- _RECORDS FOR THIS TASK_:
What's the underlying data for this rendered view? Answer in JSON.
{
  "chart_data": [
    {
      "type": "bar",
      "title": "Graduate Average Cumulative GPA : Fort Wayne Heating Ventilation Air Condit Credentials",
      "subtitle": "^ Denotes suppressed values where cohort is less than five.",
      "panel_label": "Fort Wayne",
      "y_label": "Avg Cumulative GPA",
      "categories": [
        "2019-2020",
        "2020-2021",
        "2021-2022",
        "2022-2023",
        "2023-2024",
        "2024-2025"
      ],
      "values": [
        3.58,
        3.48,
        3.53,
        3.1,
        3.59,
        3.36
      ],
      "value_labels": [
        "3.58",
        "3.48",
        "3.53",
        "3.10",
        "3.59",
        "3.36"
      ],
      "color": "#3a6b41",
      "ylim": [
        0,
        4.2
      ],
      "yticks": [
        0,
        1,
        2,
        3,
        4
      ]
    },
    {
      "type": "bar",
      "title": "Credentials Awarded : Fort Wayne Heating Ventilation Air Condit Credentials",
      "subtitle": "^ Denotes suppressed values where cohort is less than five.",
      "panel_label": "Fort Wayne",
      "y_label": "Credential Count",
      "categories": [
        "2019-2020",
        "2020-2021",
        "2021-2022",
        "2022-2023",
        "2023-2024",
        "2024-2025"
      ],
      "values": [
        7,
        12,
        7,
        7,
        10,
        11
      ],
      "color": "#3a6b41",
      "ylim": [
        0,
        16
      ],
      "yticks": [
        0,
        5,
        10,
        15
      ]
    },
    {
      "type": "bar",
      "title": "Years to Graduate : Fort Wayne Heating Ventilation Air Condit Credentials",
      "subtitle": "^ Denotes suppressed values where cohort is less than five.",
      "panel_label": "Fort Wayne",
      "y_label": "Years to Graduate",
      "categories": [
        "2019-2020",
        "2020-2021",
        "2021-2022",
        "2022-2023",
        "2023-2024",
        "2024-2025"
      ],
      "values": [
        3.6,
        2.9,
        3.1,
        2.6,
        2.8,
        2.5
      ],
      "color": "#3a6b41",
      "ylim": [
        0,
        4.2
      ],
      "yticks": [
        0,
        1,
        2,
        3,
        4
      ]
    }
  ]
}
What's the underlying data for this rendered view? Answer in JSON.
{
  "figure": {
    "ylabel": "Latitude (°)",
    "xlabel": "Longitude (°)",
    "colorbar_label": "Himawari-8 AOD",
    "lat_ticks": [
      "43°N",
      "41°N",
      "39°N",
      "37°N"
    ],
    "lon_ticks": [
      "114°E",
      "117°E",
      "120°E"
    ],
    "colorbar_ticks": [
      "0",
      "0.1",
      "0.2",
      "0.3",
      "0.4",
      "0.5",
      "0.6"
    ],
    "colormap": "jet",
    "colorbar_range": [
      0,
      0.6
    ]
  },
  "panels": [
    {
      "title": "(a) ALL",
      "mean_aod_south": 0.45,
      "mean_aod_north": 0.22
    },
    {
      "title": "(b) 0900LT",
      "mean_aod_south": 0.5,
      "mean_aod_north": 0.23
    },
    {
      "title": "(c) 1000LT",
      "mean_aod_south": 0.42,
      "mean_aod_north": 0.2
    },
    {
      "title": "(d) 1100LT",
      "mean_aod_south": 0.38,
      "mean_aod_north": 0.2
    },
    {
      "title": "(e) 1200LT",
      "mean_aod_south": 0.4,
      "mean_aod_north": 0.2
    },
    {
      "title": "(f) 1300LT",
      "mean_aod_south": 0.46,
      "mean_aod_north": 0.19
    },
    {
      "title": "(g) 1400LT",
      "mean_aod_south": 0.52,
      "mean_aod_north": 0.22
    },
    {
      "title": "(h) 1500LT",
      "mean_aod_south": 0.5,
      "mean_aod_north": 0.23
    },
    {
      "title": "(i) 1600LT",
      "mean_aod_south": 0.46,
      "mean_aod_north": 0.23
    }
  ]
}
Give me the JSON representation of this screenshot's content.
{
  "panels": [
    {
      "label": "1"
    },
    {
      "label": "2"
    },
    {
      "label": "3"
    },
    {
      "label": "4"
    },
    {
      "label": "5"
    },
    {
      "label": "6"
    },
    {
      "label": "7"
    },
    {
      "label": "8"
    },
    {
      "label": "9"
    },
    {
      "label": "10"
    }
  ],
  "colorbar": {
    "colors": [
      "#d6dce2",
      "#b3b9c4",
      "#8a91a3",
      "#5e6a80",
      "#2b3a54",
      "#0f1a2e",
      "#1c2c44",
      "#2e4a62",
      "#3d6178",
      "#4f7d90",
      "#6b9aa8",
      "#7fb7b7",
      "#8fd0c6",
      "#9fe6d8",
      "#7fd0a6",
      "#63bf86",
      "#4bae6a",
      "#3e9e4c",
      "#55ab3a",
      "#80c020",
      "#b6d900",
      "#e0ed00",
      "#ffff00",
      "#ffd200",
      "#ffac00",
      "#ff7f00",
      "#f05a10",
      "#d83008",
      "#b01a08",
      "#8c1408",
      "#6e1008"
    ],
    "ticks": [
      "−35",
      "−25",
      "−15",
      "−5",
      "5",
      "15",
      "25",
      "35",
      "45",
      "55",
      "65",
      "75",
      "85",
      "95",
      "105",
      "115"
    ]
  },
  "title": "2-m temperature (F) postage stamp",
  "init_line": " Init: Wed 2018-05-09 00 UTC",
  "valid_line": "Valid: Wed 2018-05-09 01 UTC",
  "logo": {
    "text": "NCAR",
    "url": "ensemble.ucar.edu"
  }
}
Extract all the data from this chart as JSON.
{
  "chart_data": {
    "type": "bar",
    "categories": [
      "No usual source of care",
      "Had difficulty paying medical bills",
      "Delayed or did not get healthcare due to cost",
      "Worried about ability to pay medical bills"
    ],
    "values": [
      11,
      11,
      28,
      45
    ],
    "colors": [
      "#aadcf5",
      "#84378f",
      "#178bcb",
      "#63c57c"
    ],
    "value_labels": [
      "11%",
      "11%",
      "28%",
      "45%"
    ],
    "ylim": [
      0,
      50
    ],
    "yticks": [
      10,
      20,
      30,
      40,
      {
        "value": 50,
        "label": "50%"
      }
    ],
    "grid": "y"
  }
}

- _TASK REQUIREMENTS_: Copy all the records above precisely.

- _FINAL ANSWER_:
What's the underlying data for this rendered view? Answer in JSON.
{
  "chart_data": [
    {
      "type": "bar",
      "title": "Graduate Average Cumulative GPA : Fort Wayne Heating Ventilation Air Condit Credentials",
      "subtitle": "^ Denotes suppressed values where cohort is less than five.",
      "panel_label": "Fort Wayne",
      "y_label": "Avg Cumulative GPA",
      "categories": [
        "2019-2020",
        "2020-2021",
        "2021-2022",
        "2022-2023",
        "2023-2024",
        "2024-2025"
      ],
      "values": [
        3.58,
        3.48,
        3.53,
        3.1,
        3.59,
        3.36
      ],
      "value_labels": [
        "3.58",
        "3.48",
        "3.53",
        "3.10",
        "3.59",
        "3.36"
      ],
      "color": "#3a6b41",
      "ylim": [
        0,
        4.2
      ],
      "yticks": [
        0,
        1,
        2,
        3,
        4
      ]
    },
    {
      "type": "bar",
      "title": "Credentials Awarded : Fort Wayne Heating Ventilation Air Condit Credentials",
      "subtitle": "^ Denotes suppressed values where cohort is less than five.",
      "panel_label": "Fort Wayne",
      "y_label": "Credential Count",
      "categories": [
        "2019-2020",
        "2020-2021",
        "2021-2022",
        "2022-2023",
        "2023-2024",
        "2024-2025"
      ],
      "values": [
        7,
        12,
        7,
        7,
        10,
        11
      ],
      "color": "#3a6b41",
      "ylim": [
        0,
        16
      ],
      "yticks": [
        0,
        5,
        10,
        15
      ]
    },
    {
      "type": "bar",
      "title": "Years to Graduate : Fort Wayne Heating Ventilation Air Condit Credentials",
      "subtitle": "^ Denotes suppressed values where cohort is less than five.",
      "panel_label": "Fort Wayne",
      "y_label": "Years to Graduate",
      "categories": [
        "2019-2020",
        "2020-2021",
        "2021-2022",
        "2022-2023",
        "2023-2024",
        "2024-2025"
      ],
      "values": [
        3.6,
        2.9,
        3.1,
        2.6,
        2.8,
        2.5
      ],
      "color": "#3a6b41",
      "ylim": [
        0,
        4.2
      ],
      "yticks": [
        0,
        1,
        2,
        3,
        4
      ]
    }
  ]
}
What's the underlying data for this rendered view? Answer in JSON.
{
  "figure": {
    "ylabel": "Latitude (°)",
    "xlabel": "Longitude (°)",
    "colorbar_label": "Himawari-8 AOD",
    "lat_ticks": [
      "43°N",
      "41°N",
      "39°N",
      "37°N"
    ],
    "lon_ticks": [
      "114°E",
      "117°E",
      "120°E"
    ],
    "colorbar_ticks": [
      "0",
      "0.1",
      "0.2",
      "0.3",
      "0.4",
      "0.5",
      "0.6"
    ],
    "colormap": "jet",
    "colorbar_range": [
      0,
      0.6
    ]
  },
  "panels": [
    {
      "title": "(a) ALL",
      "mean_aod_south": 0.45,
      "mean_aod_north": 0.22
    },
    {
      "title": "(b) 0900LT",
      "mean_aod_south": 0.5,
      "mean_aod_north": 0.23
    },
    {
      "title": "(c) 1000LT",
      "mean_aod_south": 0.42,
      "mean_aod_north": 0.2
    },
    {
      "title": "(d) 1100LT",
      "mean_aod_south": 0.38,
      "mean_aod_north": 0.2
    },
    {
      "title": "(e) 1200LT",
      "mean_aod_south": 0.4,
      "mean_aod_north": 0.2
    },
    {
      "title": "(f) 1300LT",
      "mean_aod_south": 0.46,
      "mean_aod_north": 0.19
    },
    {
      "title": "(g) 1400LT",
      "mean_aod_south": 0.52,
      "mean_aod_north": 0.22
    },
    {
      "title": "(h) 1500LT",
      "mean_aod_south": 0.5,
      "mean_aod_north": 0.23
    },
    {
      "title": "(i) 1600LT",
      "mean_aod_south": 0.46,
      "mean_aod_north": 0.23
    }
  ]
}
Give me the JSON representation of this screenshot's content.
{
  "panels": [
    {
      "label": "1"
    },
    {
      "label": "2"
    },
    {
      "label": "3"
    },
    {
      "label": "4"
    },
    {
      "label": "5"
    },
    {
      "label": "6"
    },
    {
      "label": "7"
    },
    {
      "label": "8"
    },
    {
      "label": "9"
    },
    {
      "label": "10"
    }
  ],
  "colorbar": {
    "colors": [
      "#d6dce2",
      "#b3b9c4",
      "#8a91a3",
      "#5e6a80",
      "#2b3a54",
      "#0f1a2e",
      "#1c2c44",
      "#2e4a62",
      "#3d6178",
      "#4f7d90",
      "#6b9aa8",
      "#7fb7b7",
      "#8fd0c6",
      "#9fe6d8",
      "#7fd0a6",
      "#63bf86",
      "#4bae6a",
      "#3e9e4c",
      "#55ab3a",
      "#80c020",
      "#b6d900",
      "#e0ed00",
      "#ffff00",
      "#ffd200",
      "#ffac00",
      "#ff7f00",
      "#f05a10",
      "#d83008",
      "#b01a08",
      "#8c1408",
      "#6e1008"
    ],
    "ticks": [
      "−35",
      "−25",
      "−15",
      "−5",
      "5",
      "15",
      "25",
      "35",
      "45",
      "55",
      "65",
      "75",
      "85",
      "95",
      "105",
      "115"
    ]
  },
  "title": "2-m temperature (F) postage stamp",
  "init_line": " Init: Wed 2018-05-09 00 UTC",
  "valid_line": "Valid: Wed 2018-05-09 01 UTC",
  "logo": {
    "text": "NCAR",
    "url": "ensemble.ucar.edu"
  }
}
Extract all the data from this chart as JSON.
{
  "chart_data": {
    "type": "bar",
    "categories": [
      "No usual source of care",
      "Had difficulty paying medical bills",
      "Delayed or did not get healthcare due to cost",
      "Worried about ability to pay medical bills"
    ],
    "values": [
      11,
      11,
      28,
      45
    ],
    "colors": [
      "#aadcf5",
      "#84378f",
      "#178bcb",
      "#63c57c"
    ],
    "value_labels": [
      "11%",
      "11%",
      "28%",
      "45%"
    ],
    "ylim": [
      0,
      50
    ],
    "yticks": [
      10,
      20,
      30,
      40,
      {
        "value": 50,
        "label": "50%"
      }
    ],
    "grid": "y"
  }
}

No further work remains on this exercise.